● **Extract**:

---------------

Now we test the behaviour of this function with some nothing-up-my-sleeve parameters to eliminate any chance that these functions have some hidden bugs that do not manifest themselves because some expressions with the ‘nice’ parameters cancel out magically.

Visualising these custom densities with negative, zero, and positive skewnesses:

f  <- function(x) dsstd(x, mean = 2.8, sd = 1.3, df = 5, skew = 0.6) 
f1 <- function(x) dsstd(x, mean = -1, df = 3, skew = 1)
f2 <- function(x) dsstd(x, mean = -2.2, sd = 2, df = 10, skew = 2.7) 
curve(f(x), from = -8, to = 8, n = 1001, bty = "n", ylim = c(0, 0.7),
      main = "Skew-t density examples", lwd = 2, las = 1)
curve(f1(x), n = 1001, lwd = 2, col = 2, add = TRUE)
curve(f2(x), n = 1001, lwd = 2, col = 3, add = TRUE)

skew-t-density-fs8

Checking the moments by numerical integration:

integrate(f, -Inf, Inf, rel.tol = 1e-8) # 1
integrate(function(x) x*f(x), -Inf, Inf, rel.tol = 1e-8) # 2.8
integrate(function(x) (x-2.8)^2*f(x), -Inf, Inf, rel.tol = 1e-8) # 1.69=1.3^2
integrate(function(x) ((x-2.8)/1.3)^3*f(x), -Inf, Inf, rel.tol = 1e-8) # < 0

Checking the density and sample moments of the simulated random variable

set.seed(1)

---------------

[Element and region listings]
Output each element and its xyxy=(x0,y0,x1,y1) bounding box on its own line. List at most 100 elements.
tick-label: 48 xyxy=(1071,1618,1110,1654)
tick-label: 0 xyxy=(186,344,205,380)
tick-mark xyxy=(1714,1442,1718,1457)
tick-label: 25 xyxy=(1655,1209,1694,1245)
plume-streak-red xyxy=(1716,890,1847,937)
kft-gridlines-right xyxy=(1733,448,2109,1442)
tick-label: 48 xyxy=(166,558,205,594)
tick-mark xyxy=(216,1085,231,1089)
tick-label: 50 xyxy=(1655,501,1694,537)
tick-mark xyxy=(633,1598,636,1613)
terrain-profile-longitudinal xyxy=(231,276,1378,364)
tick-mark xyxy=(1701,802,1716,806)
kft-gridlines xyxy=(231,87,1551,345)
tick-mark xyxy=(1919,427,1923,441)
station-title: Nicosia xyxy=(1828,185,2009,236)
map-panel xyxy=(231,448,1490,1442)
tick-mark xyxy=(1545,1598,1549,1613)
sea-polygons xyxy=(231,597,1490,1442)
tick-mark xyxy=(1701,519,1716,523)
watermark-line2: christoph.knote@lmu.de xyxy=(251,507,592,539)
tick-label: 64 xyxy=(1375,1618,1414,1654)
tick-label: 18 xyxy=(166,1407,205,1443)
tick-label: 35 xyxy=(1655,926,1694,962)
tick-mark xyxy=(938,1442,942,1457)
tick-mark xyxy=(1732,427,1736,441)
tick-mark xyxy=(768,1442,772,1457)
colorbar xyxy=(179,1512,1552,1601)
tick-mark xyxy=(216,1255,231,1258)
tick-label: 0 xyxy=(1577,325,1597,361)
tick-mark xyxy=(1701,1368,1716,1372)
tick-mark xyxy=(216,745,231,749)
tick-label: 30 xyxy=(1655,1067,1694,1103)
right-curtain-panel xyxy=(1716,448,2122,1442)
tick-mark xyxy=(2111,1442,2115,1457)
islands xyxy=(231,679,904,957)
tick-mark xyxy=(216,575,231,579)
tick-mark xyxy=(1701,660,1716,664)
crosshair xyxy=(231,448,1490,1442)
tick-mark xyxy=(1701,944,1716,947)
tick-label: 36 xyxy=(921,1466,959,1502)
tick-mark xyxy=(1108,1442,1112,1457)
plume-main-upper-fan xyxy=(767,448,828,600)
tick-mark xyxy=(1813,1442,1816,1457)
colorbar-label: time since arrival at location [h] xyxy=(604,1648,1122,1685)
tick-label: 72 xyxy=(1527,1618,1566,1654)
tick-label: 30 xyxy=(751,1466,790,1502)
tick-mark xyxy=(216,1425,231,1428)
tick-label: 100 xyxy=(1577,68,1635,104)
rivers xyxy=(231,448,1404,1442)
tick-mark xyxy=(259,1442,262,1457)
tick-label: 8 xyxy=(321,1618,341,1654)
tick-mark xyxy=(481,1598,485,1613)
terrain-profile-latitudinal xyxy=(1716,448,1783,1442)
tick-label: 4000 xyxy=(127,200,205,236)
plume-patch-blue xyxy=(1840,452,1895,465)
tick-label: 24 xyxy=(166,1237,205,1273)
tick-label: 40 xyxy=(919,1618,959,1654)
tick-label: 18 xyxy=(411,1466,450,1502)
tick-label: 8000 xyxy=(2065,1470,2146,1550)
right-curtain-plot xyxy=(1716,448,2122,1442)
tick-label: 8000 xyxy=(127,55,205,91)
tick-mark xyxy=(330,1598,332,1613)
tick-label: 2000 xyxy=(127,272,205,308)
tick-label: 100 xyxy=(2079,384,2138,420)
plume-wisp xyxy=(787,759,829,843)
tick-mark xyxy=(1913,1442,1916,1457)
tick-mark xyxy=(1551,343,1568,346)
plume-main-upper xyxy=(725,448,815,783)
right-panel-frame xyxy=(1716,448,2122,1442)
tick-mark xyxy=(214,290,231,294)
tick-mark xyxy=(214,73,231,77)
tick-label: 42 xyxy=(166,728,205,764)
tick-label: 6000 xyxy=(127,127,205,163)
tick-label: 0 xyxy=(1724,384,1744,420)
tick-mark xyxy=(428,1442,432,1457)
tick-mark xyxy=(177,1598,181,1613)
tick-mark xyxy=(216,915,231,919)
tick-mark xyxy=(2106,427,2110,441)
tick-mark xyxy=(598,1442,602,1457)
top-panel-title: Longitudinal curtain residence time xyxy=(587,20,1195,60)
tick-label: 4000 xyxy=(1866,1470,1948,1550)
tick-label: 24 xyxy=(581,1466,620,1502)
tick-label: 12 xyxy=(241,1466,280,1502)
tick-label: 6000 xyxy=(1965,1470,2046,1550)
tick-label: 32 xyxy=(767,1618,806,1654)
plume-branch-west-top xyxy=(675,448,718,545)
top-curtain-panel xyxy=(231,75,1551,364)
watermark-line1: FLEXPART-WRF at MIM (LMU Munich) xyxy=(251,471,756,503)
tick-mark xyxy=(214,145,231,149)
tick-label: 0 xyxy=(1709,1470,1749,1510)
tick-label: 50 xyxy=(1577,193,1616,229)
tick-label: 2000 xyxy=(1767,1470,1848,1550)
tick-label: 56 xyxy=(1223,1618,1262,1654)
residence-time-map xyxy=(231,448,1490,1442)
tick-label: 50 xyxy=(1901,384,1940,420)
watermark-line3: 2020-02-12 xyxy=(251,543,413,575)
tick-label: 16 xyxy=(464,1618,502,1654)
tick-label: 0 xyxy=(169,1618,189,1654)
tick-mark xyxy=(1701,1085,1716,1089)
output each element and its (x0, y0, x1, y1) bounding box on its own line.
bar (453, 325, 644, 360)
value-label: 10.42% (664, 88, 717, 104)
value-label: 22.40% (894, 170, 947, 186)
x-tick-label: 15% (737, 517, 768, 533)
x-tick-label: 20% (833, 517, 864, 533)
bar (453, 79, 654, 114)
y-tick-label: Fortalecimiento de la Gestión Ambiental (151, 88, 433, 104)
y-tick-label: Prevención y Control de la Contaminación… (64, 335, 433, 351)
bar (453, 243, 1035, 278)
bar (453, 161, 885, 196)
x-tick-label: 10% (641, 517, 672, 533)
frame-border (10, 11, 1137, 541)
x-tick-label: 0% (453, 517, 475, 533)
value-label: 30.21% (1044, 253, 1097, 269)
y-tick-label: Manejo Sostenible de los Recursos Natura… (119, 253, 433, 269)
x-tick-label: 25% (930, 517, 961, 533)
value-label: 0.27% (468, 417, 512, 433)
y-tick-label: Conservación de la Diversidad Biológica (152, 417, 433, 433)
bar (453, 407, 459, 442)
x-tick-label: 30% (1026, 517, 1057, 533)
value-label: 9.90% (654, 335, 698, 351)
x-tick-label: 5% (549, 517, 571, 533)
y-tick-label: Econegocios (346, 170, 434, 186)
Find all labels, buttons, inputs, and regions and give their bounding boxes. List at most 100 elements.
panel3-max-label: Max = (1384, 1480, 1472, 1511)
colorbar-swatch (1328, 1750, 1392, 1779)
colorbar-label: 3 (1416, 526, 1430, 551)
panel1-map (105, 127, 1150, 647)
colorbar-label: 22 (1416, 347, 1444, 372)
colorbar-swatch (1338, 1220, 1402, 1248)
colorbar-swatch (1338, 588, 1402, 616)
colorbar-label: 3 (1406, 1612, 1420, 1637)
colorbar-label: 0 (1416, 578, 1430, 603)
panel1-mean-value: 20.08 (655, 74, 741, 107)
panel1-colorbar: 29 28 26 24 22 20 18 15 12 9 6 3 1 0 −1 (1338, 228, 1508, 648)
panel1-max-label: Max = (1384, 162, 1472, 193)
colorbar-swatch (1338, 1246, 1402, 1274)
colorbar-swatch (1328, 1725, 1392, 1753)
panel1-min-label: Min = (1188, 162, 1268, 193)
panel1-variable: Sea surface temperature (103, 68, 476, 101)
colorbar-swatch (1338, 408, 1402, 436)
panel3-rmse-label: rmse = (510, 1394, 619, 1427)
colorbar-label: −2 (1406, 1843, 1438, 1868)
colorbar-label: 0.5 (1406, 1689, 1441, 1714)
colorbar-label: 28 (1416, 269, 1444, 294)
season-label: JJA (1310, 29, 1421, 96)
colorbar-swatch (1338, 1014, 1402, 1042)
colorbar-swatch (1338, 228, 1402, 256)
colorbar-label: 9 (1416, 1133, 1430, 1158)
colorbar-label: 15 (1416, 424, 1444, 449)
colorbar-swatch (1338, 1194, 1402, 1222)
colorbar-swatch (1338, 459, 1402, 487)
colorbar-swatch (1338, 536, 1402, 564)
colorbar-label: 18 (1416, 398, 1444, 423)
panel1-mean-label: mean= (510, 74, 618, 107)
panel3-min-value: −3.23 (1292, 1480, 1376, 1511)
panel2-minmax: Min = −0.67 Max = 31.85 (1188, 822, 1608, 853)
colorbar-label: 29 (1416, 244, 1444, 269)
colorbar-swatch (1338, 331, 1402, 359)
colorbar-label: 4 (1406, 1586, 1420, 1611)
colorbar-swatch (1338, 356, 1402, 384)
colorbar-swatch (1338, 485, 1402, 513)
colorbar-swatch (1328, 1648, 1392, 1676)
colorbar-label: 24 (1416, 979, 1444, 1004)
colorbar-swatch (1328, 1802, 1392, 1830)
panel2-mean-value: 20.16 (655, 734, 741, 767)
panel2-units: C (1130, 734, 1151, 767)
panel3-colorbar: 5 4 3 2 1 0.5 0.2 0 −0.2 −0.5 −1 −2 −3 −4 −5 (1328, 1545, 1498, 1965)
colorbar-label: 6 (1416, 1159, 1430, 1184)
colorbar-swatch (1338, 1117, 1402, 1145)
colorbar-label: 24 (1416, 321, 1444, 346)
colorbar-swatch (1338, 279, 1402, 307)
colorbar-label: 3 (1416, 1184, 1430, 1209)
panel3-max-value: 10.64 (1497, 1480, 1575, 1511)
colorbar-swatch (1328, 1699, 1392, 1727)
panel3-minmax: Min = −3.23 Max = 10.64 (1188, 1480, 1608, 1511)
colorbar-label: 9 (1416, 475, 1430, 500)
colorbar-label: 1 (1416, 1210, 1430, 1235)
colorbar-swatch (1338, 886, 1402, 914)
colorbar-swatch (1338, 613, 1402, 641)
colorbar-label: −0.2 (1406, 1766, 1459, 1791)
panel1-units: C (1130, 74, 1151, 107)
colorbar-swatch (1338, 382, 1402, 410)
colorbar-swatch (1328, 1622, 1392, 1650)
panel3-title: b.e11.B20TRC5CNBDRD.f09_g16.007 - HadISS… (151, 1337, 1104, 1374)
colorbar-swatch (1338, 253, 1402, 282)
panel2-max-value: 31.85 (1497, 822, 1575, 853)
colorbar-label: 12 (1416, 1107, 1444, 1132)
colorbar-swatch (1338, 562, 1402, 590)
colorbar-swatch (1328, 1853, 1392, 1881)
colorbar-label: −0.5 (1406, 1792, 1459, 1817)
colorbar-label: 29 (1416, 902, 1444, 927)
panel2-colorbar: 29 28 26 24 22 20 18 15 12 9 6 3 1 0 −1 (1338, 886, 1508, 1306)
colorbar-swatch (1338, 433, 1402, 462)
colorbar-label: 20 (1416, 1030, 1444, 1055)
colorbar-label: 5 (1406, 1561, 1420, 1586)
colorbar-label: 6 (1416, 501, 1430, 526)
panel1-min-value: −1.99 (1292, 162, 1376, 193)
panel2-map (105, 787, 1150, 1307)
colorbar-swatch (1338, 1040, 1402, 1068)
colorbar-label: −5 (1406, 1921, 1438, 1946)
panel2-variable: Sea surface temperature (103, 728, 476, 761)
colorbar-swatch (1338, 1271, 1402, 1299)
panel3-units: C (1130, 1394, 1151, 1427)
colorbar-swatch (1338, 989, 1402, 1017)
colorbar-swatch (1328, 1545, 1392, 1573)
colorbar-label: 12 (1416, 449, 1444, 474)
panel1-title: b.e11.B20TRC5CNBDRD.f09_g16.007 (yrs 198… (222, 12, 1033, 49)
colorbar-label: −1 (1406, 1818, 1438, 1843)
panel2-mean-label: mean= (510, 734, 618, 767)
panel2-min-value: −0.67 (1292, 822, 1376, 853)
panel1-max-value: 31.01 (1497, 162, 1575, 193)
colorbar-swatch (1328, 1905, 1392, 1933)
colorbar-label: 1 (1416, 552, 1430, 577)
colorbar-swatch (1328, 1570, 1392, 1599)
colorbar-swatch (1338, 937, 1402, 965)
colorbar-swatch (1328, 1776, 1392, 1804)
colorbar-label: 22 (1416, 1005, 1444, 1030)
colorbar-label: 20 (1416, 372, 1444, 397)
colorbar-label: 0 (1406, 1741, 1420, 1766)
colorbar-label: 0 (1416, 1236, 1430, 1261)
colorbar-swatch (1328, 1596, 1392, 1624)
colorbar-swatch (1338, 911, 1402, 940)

---------------

● **What to work on**:
- A) Quote the passage on skew-t densities verbatim, covering the stretch from "curve(f2(x), n = 1001, lwd" through "set.seed(1)".
- B) Write the next part of the skew-t density passage, starting after its final line.

● **Answers by task**:
- A)
curve(f2(x), n = 1001, lwd = 2, col = 3, add = TRUE)

skew-t-density-fs8

Checking the moments by numerical integration:

integrate(f, -Inf, Inf, rel.tol = 1e-8) # 1
integrate(function(x) x*f(x), -Inf, Inf, rel.tol = 1e-8) # 2.8
integrate(function(x) (x-2.8)^2*f(x), -Inf, Inf, rel.tol = 1e-8) # 1.69=1.3^2
integrate(function(x) ((x-2.8)/1.3)^3*f(x), -Inf, Inf, rel.tol = 1e-8) # < 0

Checking the density and sample moments of the simulated random variable

set.seed(1)

- B)
x <- rsstd(1e7, mean = 2.8, sd = 1.3, df = 5, skew = 0.6) # 4 seconds
plot(density(x, from = -10, to = 10), lwd = 5)
curve(f(x), -10, 10, n = 1001, col = 2, lwd = 3, add = TRUE)
round(c(mean(x), sd(x)), 2) # 2.8, 1.3

skew-t-random-fs8

Checking the CDF by comparing its numerical derivative to the PDF:

xseq <- seq(-10, 10, 0.01)
yseq <- psstd(xseq, mean = 2.8, sd = 1.3, df = 5, skew = 0.6)
dyseq <- (psstd(xseq+1e-5, mean = 2.8, sd = 1.3, df = 5, skew = 0.6) - 
          psstd(xseq-1e-5, mean = 2.8, sd = 1.3, df = 5, skew = 0.6)) / (2e-5)
plot(xseq, yseq, pch = 16, bty = "n", main = "Skew-t CDF",
     xlab = "x", ylab = "P(X < x)")
plot(xseq, dyseq, type = "l", lwd = 7, bty = "n", xlab = "x", ylab = "Density",
     main = "Numerical (black) vs. analytical (red) d/dx CDF(x)")
lines(xseq, f(xseq), col = 2, lwd = 3)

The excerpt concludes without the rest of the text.